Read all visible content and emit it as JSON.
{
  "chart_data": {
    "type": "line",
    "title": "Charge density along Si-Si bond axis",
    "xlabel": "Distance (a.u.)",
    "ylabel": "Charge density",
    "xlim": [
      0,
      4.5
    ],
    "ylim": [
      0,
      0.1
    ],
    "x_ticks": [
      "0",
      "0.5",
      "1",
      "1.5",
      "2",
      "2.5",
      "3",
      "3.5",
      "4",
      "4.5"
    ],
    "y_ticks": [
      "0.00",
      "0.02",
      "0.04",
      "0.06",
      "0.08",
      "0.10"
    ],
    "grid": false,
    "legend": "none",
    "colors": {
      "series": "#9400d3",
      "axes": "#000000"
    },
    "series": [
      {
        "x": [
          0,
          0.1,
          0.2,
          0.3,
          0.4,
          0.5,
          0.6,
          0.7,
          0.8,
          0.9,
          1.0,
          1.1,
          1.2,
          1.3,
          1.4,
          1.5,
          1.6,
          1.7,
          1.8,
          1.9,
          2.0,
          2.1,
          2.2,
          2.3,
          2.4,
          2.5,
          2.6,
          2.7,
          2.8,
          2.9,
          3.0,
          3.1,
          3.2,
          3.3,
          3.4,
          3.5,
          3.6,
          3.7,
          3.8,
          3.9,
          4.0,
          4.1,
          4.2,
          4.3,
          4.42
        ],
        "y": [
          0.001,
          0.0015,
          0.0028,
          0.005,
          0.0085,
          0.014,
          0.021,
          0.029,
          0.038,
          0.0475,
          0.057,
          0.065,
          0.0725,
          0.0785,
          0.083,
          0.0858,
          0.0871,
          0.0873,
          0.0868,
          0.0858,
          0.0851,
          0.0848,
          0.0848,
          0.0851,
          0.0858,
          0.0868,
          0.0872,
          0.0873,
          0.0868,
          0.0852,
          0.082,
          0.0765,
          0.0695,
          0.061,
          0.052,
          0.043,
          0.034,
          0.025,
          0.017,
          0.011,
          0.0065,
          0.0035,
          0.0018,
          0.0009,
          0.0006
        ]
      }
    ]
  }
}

******

Work required:
Please reproduce each line exactly as written.

Final result:
Read all visible content and emit it as JSON.
{
  "chart_data": {
    "type": "line",
    "title": "Charge density along Si-Si bond axis",
    "xlabel": "Distance (a.u.)",
    "ylabel": "Charge density",
    "xlim": [
      0,
      4.5
    ],
    "ylim": [
      0,
      0.1
    ],
    "x_ticks": [
      "0",
      "0.5",
      "1",
      "1.5",
      "2",
      "2.5",
      "3",
      "3.5",
      "4",
      "4.5"
    ],
    "y_ticks": [
      "0.00",
      "0.02",
      "0.04",
      "0.06",
      "0.08",
      "0.10"
    ],
    "grid": false,
    "legend": "none",
    "colors": {
      "series": "#9400d3",
      "axes": "#000000"
    },
    "series": [
      {
        "x": [
          0,
          0.1,
          0.2,
          0.3,
          0.4,
          0.5,
          0.6,
          0.7,
          0.8,
          0.9,
          1.0,
          1.1,
          1.2,
          1.3,
          1.4,
          1.5,
          1.6,
          1.7,
          1.8,
          1.9,
          2.0,
          2.1,
          2.2,
          2.3,
          2.4,
          2.5,
          2.6,
          2.7,
          2.8,
          2.9,
          3.0,
          3.1,
          3.2,
          3.3,
          3.4,
          3.5,
          3.6,
          3.7,
          3.8,
          3.9,
          4.0,
          4.1,
          4.2,
          4.3,
          4.42
        ],
        "y": [
          0.001,
          0.0015,
          0.0028,
          0.005,
          0.0085,
          0.014,
          0.021,
          0.029,
          0.038,
          0.0475,
          0.057,
          0.065,
          0.0725,
          0.0785,
          0.083,
          0.0858,
          0.0871,
          0.0873,
          0.0868,
          0.0858,
          0.0851,
          0.0848,
          0.0848,
          0.0851,
          0.0858,
          0.0868,
          0.0872,
          0.0873,
          0.0868,
          0.0852,
          0.082,
          0.0765,
          0.0695,
          0.061,
          0.052,
          0.043,
          0.034,
          0.025,
          0.017,
          0.011,
          0.0065,
          0.0035,
          0.0018,
          0.0009,
          0.0006
        ]
      }
    ]
  }
}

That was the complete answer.